* [WRITTEN PROBLEM] Show every line containing "from" by copying it.

* [RECORDS FOR THE TASK]
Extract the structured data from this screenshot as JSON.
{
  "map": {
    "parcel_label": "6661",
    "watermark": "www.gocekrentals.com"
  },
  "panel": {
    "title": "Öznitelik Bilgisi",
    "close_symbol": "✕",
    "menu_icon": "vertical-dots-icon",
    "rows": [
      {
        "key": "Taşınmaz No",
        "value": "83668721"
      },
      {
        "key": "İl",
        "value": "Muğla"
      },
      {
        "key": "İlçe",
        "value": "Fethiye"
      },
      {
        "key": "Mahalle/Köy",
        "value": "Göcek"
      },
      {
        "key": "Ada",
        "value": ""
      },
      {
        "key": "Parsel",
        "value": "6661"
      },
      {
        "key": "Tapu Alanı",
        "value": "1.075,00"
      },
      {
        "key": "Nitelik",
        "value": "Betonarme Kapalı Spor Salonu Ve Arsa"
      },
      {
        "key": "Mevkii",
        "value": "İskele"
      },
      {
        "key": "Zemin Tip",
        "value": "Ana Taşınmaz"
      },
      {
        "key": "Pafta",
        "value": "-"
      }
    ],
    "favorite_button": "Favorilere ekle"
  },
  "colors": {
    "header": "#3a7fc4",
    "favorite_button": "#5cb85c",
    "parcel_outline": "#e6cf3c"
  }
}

* * *

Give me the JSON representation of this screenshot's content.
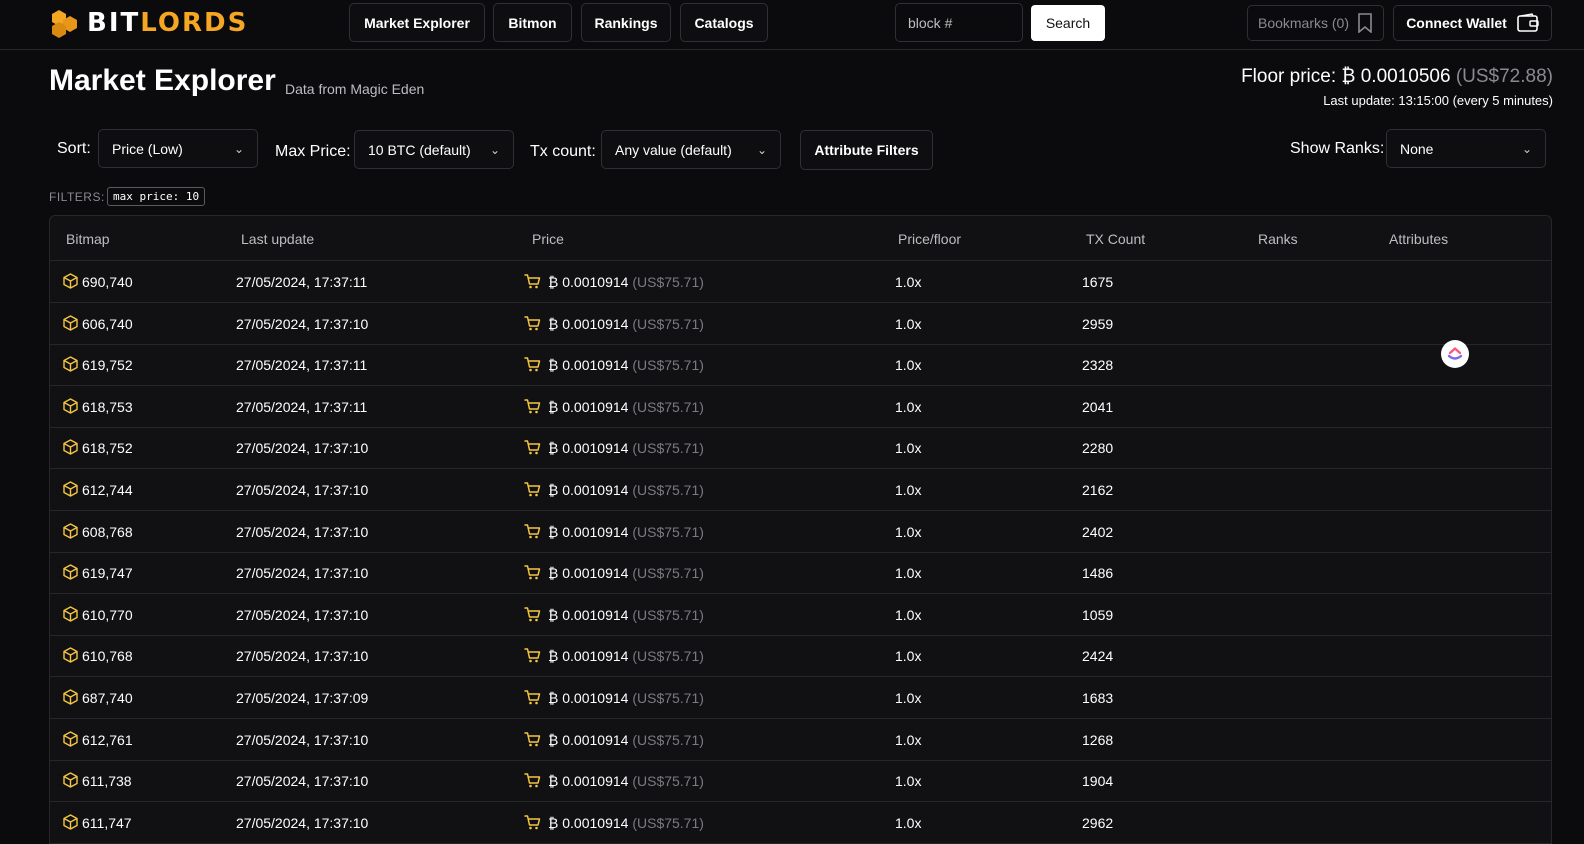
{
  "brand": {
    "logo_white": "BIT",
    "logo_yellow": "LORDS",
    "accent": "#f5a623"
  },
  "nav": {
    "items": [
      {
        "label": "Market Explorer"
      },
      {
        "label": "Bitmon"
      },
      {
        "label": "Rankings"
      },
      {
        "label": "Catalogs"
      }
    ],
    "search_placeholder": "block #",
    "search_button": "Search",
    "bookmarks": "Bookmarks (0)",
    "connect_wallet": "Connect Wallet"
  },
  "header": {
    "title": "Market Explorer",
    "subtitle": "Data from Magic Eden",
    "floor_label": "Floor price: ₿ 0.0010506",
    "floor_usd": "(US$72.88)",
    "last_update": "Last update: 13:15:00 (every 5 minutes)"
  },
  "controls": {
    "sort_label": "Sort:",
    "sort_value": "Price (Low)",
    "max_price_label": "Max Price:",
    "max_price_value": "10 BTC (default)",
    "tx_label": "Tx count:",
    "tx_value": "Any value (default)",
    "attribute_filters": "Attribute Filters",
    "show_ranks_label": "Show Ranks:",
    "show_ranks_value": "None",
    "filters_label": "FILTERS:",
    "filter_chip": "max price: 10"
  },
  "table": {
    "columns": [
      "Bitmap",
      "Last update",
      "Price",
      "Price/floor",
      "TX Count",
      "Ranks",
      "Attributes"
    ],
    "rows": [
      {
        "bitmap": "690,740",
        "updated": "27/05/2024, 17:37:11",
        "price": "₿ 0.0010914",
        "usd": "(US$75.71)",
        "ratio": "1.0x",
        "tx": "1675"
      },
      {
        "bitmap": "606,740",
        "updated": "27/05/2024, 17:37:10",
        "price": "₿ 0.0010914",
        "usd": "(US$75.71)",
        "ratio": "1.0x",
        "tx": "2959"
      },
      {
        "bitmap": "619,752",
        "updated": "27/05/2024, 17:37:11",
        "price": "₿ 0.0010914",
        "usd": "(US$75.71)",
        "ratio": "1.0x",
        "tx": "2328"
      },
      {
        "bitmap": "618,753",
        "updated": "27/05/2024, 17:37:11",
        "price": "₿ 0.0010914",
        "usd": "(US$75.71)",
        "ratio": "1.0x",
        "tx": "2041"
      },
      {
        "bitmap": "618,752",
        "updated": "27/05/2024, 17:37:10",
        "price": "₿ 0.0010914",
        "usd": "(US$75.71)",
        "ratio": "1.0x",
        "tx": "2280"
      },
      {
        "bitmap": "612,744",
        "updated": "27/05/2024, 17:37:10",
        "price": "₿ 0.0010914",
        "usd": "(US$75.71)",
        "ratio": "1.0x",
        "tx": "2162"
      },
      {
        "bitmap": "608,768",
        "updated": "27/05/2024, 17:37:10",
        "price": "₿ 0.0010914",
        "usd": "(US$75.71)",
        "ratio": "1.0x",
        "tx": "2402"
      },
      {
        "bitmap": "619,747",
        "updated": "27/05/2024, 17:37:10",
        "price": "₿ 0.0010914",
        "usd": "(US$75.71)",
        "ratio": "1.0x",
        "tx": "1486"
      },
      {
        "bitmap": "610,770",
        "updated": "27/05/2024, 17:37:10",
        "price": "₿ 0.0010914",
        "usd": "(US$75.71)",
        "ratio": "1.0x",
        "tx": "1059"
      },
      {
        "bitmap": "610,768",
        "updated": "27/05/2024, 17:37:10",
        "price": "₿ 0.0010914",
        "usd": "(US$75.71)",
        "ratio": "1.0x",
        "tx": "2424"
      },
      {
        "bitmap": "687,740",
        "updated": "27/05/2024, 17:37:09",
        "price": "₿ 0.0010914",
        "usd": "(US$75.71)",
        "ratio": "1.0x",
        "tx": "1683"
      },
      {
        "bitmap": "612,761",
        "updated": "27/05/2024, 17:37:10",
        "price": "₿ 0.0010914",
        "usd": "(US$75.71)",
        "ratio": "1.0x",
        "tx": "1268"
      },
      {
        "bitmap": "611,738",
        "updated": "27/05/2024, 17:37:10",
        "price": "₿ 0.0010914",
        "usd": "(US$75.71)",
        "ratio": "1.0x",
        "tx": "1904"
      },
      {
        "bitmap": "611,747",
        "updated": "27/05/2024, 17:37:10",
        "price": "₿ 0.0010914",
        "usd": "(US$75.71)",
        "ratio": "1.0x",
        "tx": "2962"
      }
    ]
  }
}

* [EXERCISE SOLUTION]
Extract the structured data from this screenshot as JSON.
    "subtitle": "Data from Magic Eden",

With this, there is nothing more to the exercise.